Exercise requirements: Count up the lines in the following listing that hold the word "درباره", then give only that count.

--- Start of Provided information ---

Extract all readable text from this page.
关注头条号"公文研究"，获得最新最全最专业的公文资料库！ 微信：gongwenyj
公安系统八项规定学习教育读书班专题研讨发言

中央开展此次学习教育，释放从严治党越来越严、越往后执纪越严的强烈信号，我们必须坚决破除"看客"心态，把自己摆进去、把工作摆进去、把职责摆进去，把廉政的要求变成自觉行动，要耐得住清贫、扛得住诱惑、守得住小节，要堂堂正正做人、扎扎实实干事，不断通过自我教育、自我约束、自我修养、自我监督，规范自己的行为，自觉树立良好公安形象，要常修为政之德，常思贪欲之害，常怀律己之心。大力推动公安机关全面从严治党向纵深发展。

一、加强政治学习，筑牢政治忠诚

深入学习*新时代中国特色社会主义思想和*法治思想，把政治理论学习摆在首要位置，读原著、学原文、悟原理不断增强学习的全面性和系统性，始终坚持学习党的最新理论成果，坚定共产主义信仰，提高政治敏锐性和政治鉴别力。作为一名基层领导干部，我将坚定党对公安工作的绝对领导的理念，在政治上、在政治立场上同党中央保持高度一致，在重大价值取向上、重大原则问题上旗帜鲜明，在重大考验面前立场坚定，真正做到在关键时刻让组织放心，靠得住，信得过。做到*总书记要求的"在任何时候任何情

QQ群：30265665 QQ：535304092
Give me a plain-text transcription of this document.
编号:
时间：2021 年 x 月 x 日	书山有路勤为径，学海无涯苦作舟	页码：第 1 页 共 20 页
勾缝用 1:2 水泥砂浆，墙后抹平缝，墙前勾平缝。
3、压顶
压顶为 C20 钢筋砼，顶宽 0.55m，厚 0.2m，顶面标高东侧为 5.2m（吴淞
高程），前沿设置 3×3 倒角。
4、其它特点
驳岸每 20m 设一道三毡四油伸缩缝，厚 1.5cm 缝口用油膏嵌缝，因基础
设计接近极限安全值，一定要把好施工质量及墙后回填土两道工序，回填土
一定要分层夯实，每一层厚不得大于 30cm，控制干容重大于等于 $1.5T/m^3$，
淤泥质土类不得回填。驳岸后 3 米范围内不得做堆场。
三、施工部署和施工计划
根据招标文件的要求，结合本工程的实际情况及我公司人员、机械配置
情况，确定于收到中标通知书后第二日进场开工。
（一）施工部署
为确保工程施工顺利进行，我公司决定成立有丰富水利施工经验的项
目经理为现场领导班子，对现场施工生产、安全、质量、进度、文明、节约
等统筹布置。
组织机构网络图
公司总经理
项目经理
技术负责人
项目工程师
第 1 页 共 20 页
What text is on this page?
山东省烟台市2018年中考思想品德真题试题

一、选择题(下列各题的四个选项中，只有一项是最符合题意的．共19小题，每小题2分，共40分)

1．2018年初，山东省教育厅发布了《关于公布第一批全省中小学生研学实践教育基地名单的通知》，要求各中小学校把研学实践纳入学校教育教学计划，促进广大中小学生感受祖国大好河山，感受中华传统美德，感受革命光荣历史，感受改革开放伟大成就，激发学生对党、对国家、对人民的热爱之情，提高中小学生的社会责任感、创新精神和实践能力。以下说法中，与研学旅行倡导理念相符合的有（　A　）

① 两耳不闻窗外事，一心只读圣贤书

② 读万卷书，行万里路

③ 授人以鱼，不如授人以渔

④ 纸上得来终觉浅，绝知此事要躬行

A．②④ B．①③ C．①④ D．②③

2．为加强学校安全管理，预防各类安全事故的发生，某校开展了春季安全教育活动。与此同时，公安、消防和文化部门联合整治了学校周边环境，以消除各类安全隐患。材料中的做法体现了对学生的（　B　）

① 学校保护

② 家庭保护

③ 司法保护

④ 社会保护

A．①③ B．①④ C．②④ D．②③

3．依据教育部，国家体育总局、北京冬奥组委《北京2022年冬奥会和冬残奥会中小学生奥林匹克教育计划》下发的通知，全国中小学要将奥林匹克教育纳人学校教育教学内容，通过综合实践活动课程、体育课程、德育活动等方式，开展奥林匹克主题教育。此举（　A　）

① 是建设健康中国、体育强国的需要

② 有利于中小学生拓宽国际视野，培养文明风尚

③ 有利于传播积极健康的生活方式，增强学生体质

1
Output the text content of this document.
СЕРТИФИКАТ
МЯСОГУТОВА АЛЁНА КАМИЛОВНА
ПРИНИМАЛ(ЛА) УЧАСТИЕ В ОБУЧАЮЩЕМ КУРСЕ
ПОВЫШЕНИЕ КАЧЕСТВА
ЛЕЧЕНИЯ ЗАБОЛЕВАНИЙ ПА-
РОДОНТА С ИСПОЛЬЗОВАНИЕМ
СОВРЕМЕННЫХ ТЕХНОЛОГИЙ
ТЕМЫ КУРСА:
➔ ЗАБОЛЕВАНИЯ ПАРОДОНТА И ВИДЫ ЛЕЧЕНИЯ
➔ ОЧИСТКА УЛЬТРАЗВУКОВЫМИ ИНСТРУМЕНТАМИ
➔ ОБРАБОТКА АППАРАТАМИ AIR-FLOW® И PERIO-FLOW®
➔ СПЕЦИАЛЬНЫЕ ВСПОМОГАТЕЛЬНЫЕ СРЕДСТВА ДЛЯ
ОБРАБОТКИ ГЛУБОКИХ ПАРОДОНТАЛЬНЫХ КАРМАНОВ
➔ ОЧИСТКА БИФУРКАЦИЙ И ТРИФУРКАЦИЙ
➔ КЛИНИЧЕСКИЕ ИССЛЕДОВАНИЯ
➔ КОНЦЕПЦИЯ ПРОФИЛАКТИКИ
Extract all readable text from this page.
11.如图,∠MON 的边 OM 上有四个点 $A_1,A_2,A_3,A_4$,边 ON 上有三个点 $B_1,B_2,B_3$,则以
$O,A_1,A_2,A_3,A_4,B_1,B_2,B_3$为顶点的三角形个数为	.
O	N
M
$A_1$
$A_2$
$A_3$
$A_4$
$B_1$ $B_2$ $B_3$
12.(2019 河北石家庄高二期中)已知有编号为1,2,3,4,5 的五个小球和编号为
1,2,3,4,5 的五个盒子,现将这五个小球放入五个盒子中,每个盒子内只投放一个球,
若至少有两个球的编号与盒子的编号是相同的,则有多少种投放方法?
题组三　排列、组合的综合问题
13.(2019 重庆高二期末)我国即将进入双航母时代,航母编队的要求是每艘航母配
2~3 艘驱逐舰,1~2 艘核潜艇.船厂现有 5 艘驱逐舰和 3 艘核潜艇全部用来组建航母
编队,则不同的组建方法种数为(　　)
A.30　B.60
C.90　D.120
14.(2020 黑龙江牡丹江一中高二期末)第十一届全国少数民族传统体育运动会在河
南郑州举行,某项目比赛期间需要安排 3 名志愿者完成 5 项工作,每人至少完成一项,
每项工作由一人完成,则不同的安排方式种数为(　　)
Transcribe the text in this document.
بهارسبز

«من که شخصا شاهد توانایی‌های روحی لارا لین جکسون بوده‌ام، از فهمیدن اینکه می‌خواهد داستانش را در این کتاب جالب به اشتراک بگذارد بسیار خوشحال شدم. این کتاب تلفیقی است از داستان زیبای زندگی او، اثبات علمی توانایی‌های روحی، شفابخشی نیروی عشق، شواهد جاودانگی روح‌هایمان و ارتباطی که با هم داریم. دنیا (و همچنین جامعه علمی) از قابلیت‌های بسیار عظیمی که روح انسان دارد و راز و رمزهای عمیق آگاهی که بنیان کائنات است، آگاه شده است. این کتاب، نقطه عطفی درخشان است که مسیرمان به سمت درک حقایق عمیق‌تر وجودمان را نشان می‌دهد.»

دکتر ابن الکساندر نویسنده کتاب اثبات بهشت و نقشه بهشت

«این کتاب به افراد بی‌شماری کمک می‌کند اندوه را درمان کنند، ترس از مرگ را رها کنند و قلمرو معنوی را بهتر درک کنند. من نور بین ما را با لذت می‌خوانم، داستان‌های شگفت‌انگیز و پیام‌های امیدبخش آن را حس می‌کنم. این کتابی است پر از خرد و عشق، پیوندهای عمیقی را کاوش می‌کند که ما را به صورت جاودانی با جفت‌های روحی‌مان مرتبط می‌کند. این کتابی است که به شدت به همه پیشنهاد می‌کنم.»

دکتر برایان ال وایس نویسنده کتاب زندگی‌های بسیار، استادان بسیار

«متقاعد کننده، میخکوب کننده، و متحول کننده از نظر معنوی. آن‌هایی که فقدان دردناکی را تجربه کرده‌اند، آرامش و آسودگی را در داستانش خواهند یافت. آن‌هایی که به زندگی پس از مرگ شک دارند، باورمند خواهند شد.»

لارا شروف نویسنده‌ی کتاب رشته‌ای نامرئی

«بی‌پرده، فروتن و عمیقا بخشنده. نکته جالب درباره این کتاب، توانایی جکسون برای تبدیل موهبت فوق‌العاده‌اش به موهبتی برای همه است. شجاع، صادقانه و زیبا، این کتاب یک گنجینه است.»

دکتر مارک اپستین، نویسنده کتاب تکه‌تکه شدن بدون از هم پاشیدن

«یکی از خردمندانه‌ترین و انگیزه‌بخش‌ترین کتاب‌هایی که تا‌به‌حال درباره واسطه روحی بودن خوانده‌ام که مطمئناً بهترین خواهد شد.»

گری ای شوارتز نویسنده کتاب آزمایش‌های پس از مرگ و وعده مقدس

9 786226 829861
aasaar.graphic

--- End of Provided information ---

Result for this task: 2